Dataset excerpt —
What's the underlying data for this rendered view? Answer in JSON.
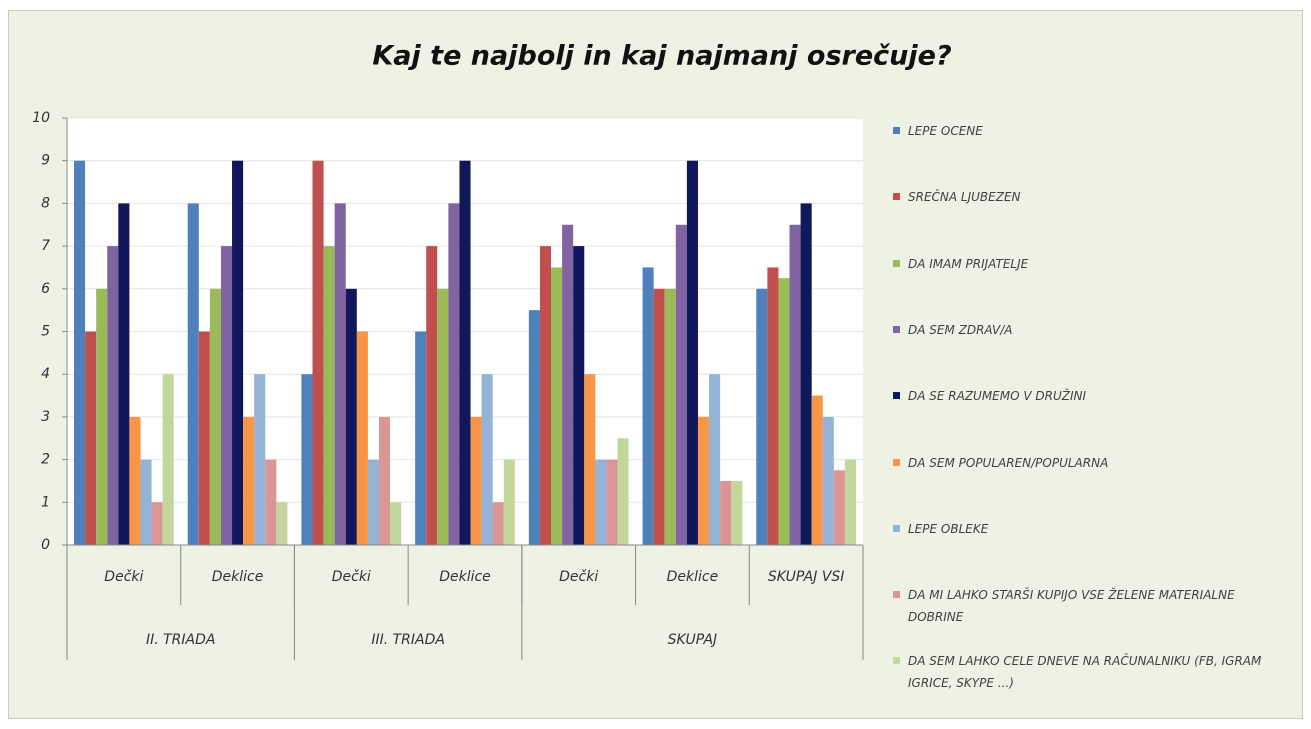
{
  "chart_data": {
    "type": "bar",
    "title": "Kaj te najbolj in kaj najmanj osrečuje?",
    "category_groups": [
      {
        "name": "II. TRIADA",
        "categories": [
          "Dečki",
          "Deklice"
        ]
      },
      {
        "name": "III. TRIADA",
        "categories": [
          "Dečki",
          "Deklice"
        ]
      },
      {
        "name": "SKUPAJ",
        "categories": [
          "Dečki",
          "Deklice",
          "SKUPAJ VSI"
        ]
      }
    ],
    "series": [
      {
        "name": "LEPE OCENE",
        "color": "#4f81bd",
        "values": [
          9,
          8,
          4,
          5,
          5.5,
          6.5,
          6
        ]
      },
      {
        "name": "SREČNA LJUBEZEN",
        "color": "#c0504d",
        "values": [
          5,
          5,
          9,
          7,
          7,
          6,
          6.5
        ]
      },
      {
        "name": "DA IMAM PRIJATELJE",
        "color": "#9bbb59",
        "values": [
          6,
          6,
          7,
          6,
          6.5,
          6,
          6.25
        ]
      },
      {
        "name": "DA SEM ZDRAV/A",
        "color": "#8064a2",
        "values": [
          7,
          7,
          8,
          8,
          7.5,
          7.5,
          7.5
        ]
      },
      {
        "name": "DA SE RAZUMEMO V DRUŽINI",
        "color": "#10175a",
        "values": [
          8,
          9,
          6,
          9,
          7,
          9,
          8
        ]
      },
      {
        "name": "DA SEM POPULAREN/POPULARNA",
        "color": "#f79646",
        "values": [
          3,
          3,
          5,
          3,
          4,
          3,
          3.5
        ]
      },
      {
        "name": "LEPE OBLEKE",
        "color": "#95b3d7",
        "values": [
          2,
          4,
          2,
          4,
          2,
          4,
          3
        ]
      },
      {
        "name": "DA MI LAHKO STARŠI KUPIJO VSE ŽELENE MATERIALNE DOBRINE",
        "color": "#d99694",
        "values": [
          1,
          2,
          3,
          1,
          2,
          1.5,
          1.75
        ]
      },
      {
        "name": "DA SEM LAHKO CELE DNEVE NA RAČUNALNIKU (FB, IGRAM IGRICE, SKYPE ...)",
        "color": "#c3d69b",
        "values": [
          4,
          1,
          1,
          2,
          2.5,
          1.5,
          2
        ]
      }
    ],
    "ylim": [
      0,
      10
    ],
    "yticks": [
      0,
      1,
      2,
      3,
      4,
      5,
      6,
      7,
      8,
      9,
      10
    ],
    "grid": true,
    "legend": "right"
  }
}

Aim — Show the lines from the data above that contain the string "LAHKO".

Answer —
        "name": "DA MI LAHKO STARŠI KUPIJO VSE ŽELENE MATERIALNE DOBRINE",
        "name": "DA SEM LAHKO CELE DNEVE NA RAČUNALNIKU (FB, IGRAM IGRICE, SKYPE ...)",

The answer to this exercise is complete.